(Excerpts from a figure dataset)
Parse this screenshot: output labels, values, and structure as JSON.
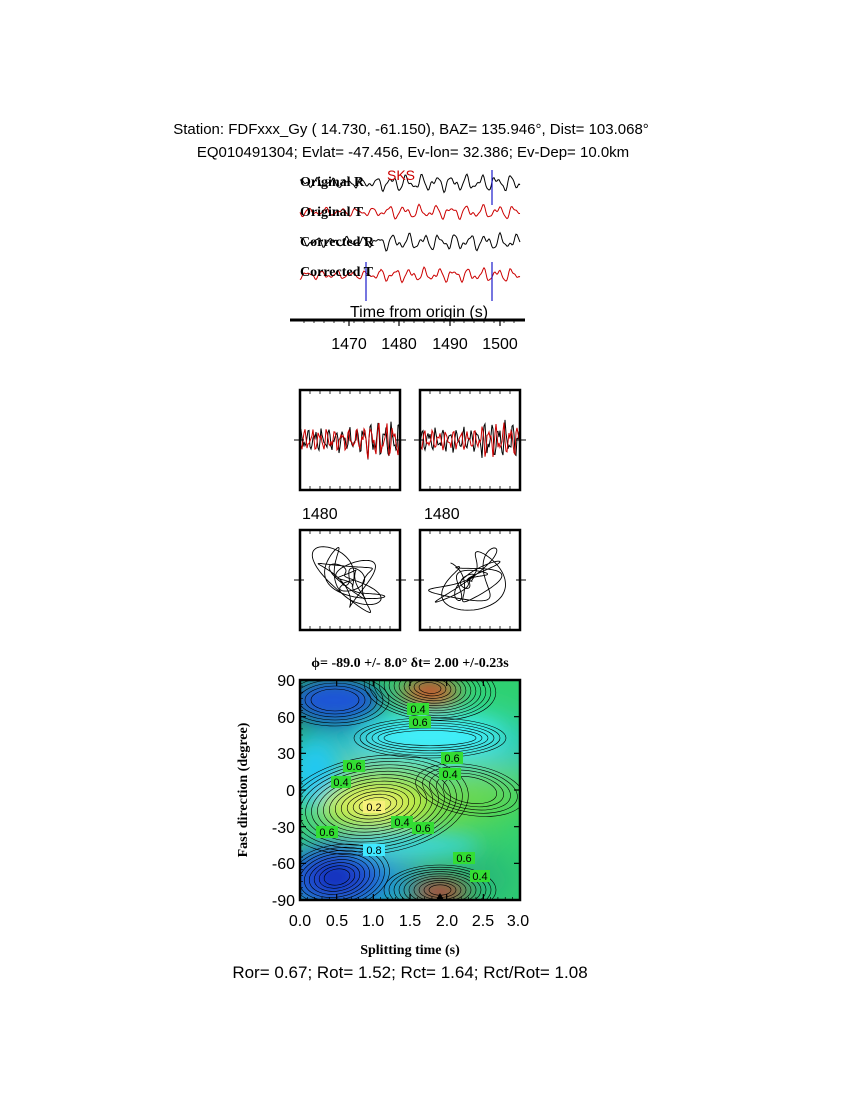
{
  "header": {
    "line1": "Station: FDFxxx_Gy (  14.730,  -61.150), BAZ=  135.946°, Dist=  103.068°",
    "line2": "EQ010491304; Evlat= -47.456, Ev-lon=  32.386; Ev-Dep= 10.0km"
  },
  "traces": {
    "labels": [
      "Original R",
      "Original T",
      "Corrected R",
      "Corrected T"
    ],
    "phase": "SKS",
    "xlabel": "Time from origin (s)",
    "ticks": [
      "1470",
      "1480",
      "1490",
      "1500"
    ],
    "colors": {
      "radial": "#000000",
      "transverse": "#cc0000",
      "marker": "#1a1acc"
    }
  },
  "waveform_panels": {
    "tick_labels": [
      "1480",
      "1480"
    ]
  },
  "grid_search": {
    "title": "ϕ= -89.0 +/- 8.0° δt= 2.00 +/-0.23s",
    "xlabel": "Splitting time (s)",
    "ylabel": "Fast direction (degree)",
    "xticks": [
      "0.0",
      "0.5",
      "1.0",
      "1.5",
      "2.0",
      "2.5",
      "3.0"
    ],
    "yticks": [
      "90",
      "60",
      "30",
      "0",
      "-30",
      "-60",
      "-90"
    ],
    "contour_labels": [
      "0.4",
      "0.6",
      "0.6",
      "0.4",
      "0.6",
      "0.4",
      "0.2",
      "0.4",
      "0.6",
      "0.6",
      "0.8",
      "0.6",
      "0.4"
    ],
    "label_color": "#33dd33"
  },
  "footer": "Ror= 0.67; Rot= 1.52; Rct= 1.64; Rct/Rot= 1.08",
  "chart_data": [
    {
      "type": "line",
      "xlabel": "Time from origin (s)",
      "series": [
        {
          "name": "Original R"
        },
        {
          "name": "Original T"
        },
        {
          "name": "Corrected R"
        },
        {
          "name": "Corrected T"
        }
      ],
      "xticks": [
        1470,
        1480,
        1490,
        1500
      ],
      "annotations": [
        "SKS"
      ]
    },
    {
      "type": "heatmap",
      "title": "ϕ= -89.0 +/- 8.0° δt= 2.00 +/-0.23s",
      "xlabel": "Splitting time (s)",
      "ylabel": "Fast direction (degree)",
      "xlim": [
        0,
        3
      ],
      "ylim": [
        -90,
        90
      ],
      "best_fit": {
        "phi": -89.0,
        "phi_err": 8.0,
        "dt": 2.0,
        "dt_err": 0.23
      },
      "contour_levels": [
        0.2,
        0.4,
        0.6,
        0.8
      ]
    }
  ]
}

» WHAT IS BEING ASKED
Your task is to transcribe all of the records precisely, with no images included.

» COMPLETED EXERCISE
Parse this screenshot: output labels, values, and structure as JSON.
{
  "header": {
    "line1": "Station: FDFxxx_Gy (  14.730,  -61.150), BAZ=  135.946°, Dist=  103.068°",
    "line2": "EQ010491304; Evlat= -47.456, Ev-lon=  32.386; Ev-Dep= 10.0km"
  },
  "traces": {
    "labels": [
      "Original R",
      "Original T",
      "Corrected R",
      "Corrected T"
    ],
    "phase": "SKS",
    "xlabel": "Time from origin (s)",
    "ticks": [
      "1470",
      "1480",
      "1490",
      "1500"
    ],
    "colors": {
      "radial": "#000000",
      "transverse": "#cc0000",
      "marker": "#1a1acc"
    }
  },
  "waveform_panels": {
    "tick_labels": [
      "1480",
      "1480"
    ]
  },
  "grid_search": {
    "title": "ϕ= -89.0 +/- 8.0° δt= 2.00 +/-0.23s",
    "xlabel": "Splitting time (s)",
    "ylabel": "Fast direction (degree)",
    "xticks": [
      "0.0",
      "0.5",
      "1.0",
      "1.5",
      "2.0",
      "2.5",
      "3.0"
    ],
    "yticks": [
      "90",
      "60",
      "30",
      "0",
      "-30",
      "-60",
      "-90"
    ],
    "contour_labels": [
      "0.4",
      "0.6",
      "0.6",
      "0.4",
      "0.6",
      "0.4",
      "0.2",
      "0.4",
      "0.6",
      "0.6",
      "0.8",
      "0.6",
      "0.4"
    ],
    "label_color": "#33dd33"
  },
  "footer": "Ror= 0.67; Rot= 1.52; Rct= 1.64; Rct/Rot= 1.08",
  "chart_data": [
    {
      "type": "line",
      "xlabel": "Time from origin (s)",
      "series": [
        {
          "name": "Original R"
        },
        {
          "name": "Original T"
        },
        {
          "name": "Corrected R"
        },
        {
          "name": "Corrected T"
        }
      ],
      "xticks": [
        1470,
        1480,
        1490,
        1500
      ],
      "annotations": [
        "SKS"
      ]
    },
    {
      "type": "heatmap",
      "title": "ϕ= -89.0 +/- 8.0° δt= 2.00 +/-0.23s",
      "xlabel": "Splitting time (s)",
      "ylabel": "Fast direction (degree)",
      "xlim": [
        0,
        3
      ],
      "ylim": [
        -90,
        90
      ],
      "best_fit": {
        "phi": -89.0,
        "phi_err": 8.0,
        "dt": 2.0,
        "dt_err": 0.23
      },
      "contour_levels": [
        0.2,
        0.4,
        0.6,
        0.8
      ]
    }
  ]
}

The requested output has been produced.